SHORT EXERCISE:
Retype the whole listing verbatim and keep the pictures out of it.

Collection entries:
______

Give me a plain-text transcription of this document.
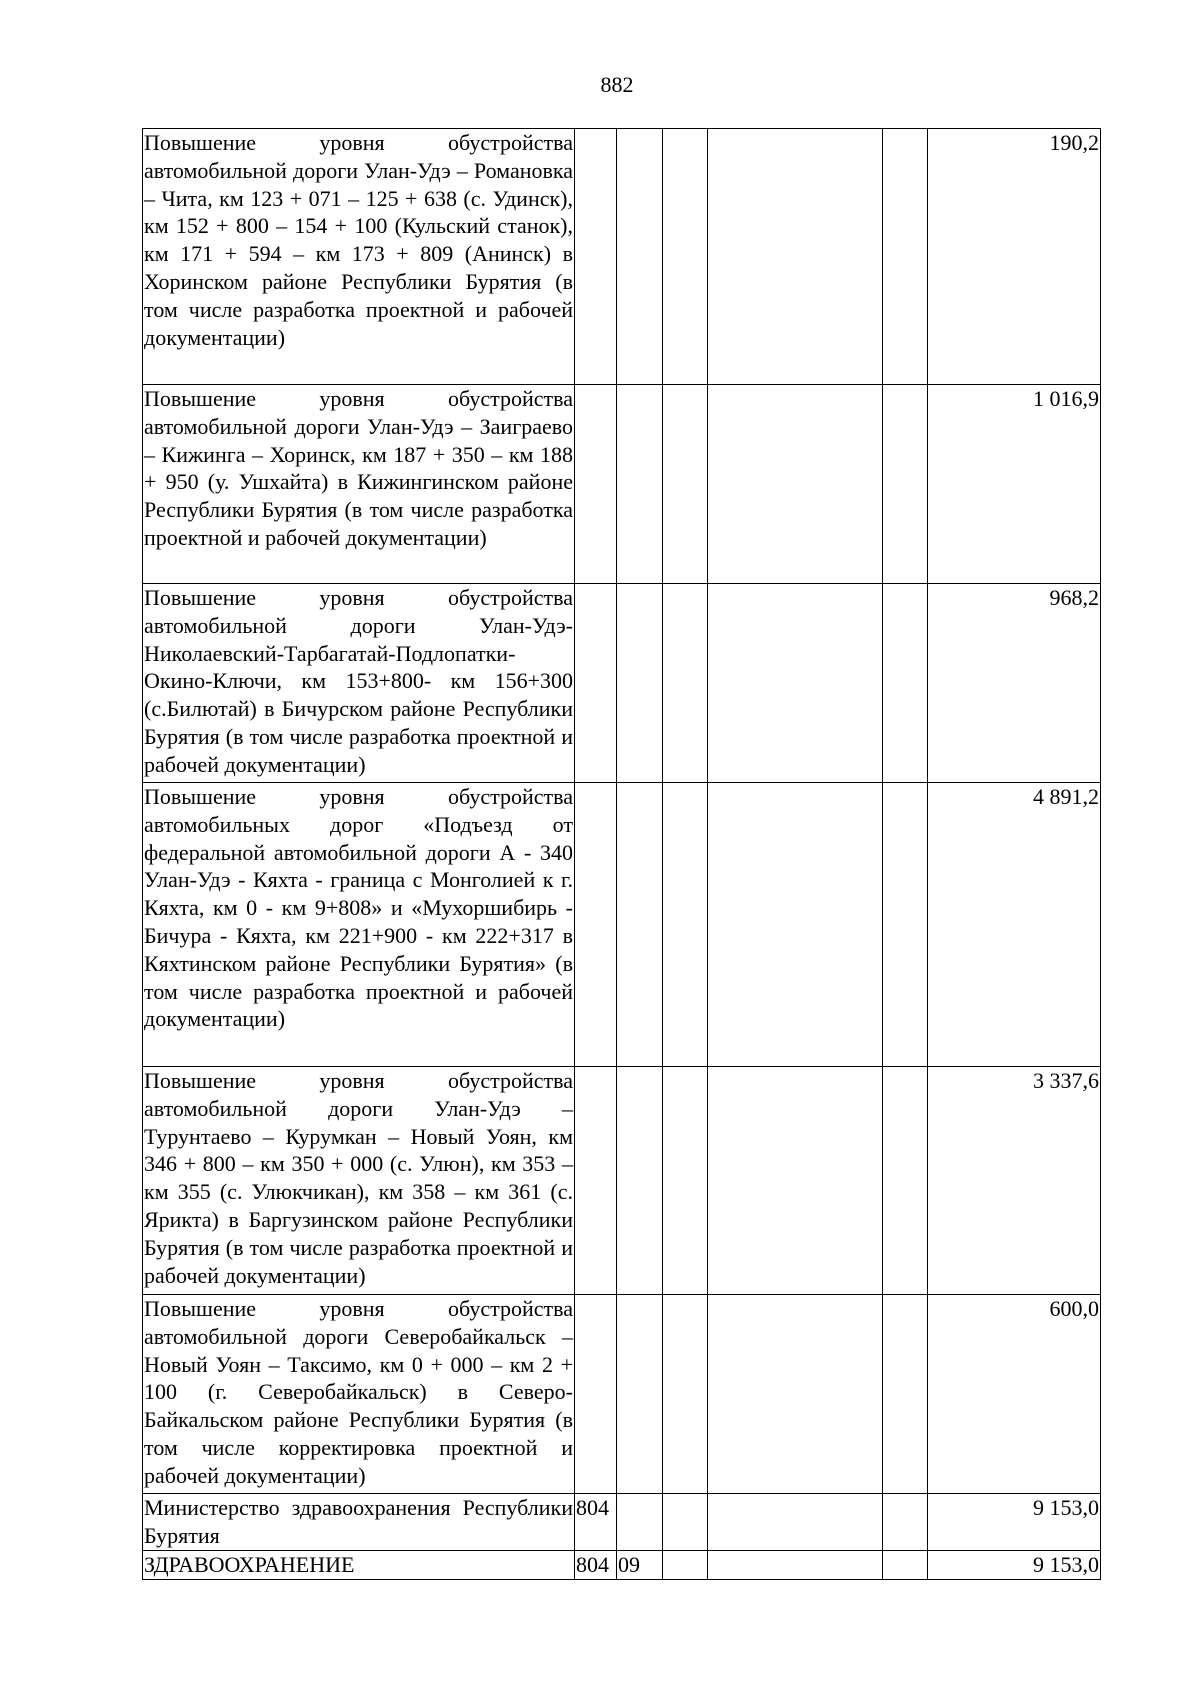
882
Повышение уровня обустройства автомобильной дороги Улан-Удэ – Романовка – Чита, км 123 + 071 – 125 + 638 (с. Удинск), км 152 + 800 – 154 + 100 (Кульский станок), км 171 + 594 – км 173 + 809 (Анинск) в Хоринском районе Республики Бурятия (в том числе разработка проектной и рабочей документации)						190,2
Повышение уровня обустройства автомобильной дороги Улан-Удэ – Заиграево – Кижинга – Хоринск, км 187 + 350 – км 188 + 950 (у. Ушхайта) в Кижингинском районе Республики Бурятия (в том числе разработка проектной и рабочей документации)						1 016,9
Повышение уровня обустройства автомобильной дороги Улан-Удэ-Николаевский-Тарбагатай-Подлопатки-Окино-Ключи, км 153+800- км 156+300 (с.Билютай) в Бичурском районе Республики Бурятия (в том числе разработка проектной и рабочей документации)						968,2
Повышение уровня обустройства автомобильных дорог «Подъезд от федеральной автомобильной дороги А - 340 Улан-Удэ - Кяхта - граница с Монголией к г. Кяхта, км 0 - км 9+808» и «Мухоршибирь - Бичура - Кяхта, км 221+900 - км 222+317 в Кяхтинском районе Республики Бурятия» (в том числе разработка проектной и рабочей документации)						4 891,2
Повышение уровня обустройства автомобильной дороги Улан-Удэ – Турунтаево – Курумкан – Новый Уоян, км 346 + 800 – км 350 + 000 (с. Улюн), км 353 – км 355 (с. Улюкчикан), км 358 – км 361 (с. Ярикта) в Баргузинском районе Республики Бурятия (в том числе разработка проектной и рабочей документации)						3 337,6
Повышение уровня обустройства автомобильной дороги Северобайкальск – Новый Уоян – Таксимо, км 0 + 000 – км 2 + 100 (г. Северобайкальск) в Северо-Байкальском районе Республики Бурятия (в том числе корректировка проектной и рабочей документации)						600,0
Министерство здравоохранения Республики Бурятия	804					9 153,0
ЗДРАВООХРАНЕНИЕ	804	09				9 153,0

______

RESPONSE TO THIS EXERCISE:
Give me a plain-text transcription of this document.
882
Повышение уровня обустройства автомобильной дороги Улан-Удэ – Романовка – Чита, км 123 + 071 – 125 + 638 (с. Удинск), км 152 + 800 – 154 + 100 (Кульский станок), км 171 + 594 – км 173 + 809 (Анинск) в Хоринском районе Республики Бурятия (в том числе разработка проектной и рабочей документации)						190,2
Повышение уровня обустройства автомобильной дороги Улан-Удэ – Заиграево – Кижинга – Хоринск, км 187 + 350 – км 188 + 950 (у. Ушхайта) в Кижингинском районе Республики Бурятия (в том числе разработка проектной и рабочей документации)						1 016,9
Повышение уровня обустройства автомобильной дороги Улан-Удэ-Николаевский-Тарбагатай-Подлопатки-Окино-Ключи, км 153+800- км 156+300 (с.Билютай) в Бичурском районе Республики Бурятия (в том числе разработка проектной и рабочей документации)						968,2
Повышение уровня обустройства автомобильных дорог «Подъезд от федеральной автомобильной дороги А - 340 Улан-Удэ - Кяхта - граница с Монголией к г. Кяхта, км 0 - км 9+808» и «Мухоршибирь - Бичура - Кяхта, км 221+900 - км 222+317 в Кяхтинском районе Республики Бурятия» (в том числе разработка проектной и рабочей документации)						4 891,2
Повышение уровня обустройства автомобильной дороги Улан-Удэ – Турунтаево – Курумкан – Новый Уоян, км 346 + 800 – км 350 + 000 (с. Улюн), км 353 – км 355 (с. Улюкчикан), км 358 – км 361 (с. Ярикта) в Баргузинском районе Республики Бурятия (в том числе разработка проектной и рабочей документации)						3 337,6
Повышение уровня обустройства автомобильной дороги Северобайкальск – Новый Уоян – Таксимо, км 0 + 000 – км 2 + 100 (г. Северобайкальск) в Северо-Байкальском районе Республики Бурятия (в том числе корректировка проектной и рабочей документации)						600,0
Министерство здравоохранения Республики Бурятия	804					9 153,0
ЗДРАВООХРАНЕНИЕ	804	09				9 153,0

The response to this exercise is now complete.